» TEXT PASSAGE
# SE-R (SpecV) and AutoX



## initial V (Aug 11, 2004)

i've did much reading on different threads and on NPM.com for information on the SE-R (SpecV).
these questions are directed towards AutoX racers with an SE-R (SpecV) but anyone is free to answer it.

(for AutoX racers) what suspension do you use for AutoX?
(for anyone) what suspension do you recommend? so far i've narrow it down to 3 choices: Nismo, Tein, or JIC.


----------



## BEJAY1 (Jul 10, 2002)

I'd think any of those decent choices. One of my decisions when upgrading from just strut/springs was rebuildability and service. In 3 years I've had to have 2 revalves/rebuilds and that's huge difference to me.


----------



## xbrandonx (Mar 27, 2004)

initial V said:


> i've did much reading on different threads and on NPM.com for information on the SE-R (SpecV).
> these questions are directed towards AutoX racers with an SE-R (SpecV) but anyone is free to answer it.
> 
> (for AutoX racers) what suspension do you use for AutoX?
> (for anyone) what suspension do you recommend? so far i've narrow it down to 3 choices: Nismo, Tein, or JIC.


if you can find the JICs get them. They are by far the best. The nismo and Tein would both also be good choices, the K-sports are fairly new and I've heard of 2 people blowing them already (less then 10k on them) but with the adjustable lowers, they have more adjusting abaility the the teins.


I have no complains about my Tein basics though and while I have not autoXed on the car (yet) I would have no worries doing it on them at all.


----------



## zachmccool (Mar 7, 2005)

I dont know much about those struts but remember to stay in the stock category you can only have two external adjustments! Also eny thing that requires you to use after market springs would take you out of the stock category!:banhump:


----------

» WORK REQUIRED
Answer from the SE-R (SpecV) autocross thread:
(a) What three suspension choices has the opening post narrowed the decision to?
(b) How many revalves or rebuilds did BEJAY1 need in 3 years?
(c) How many external adjustments are allowed while staying in the stock category?

» RECORDED INFORMATION

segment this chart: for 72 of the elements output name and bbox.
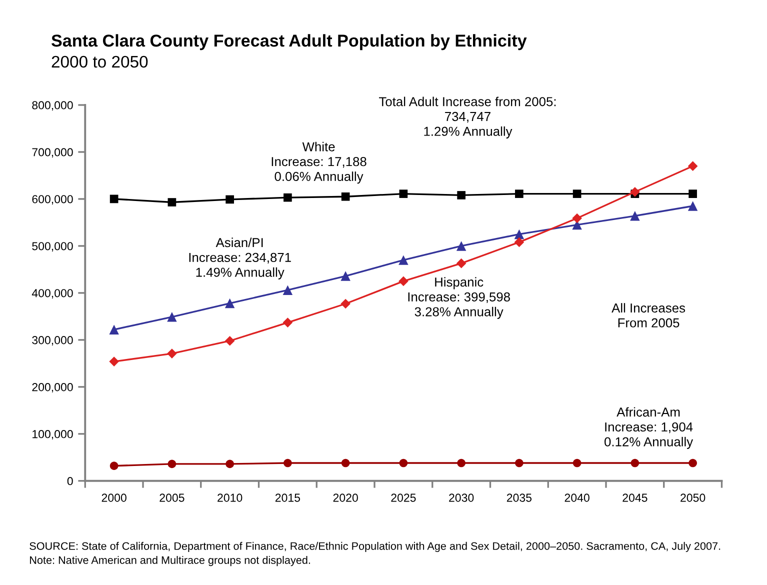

» COMPLETE OUTPUT
(a) Nismo, Tein, and JIC.
(b) Two.
(c) Two.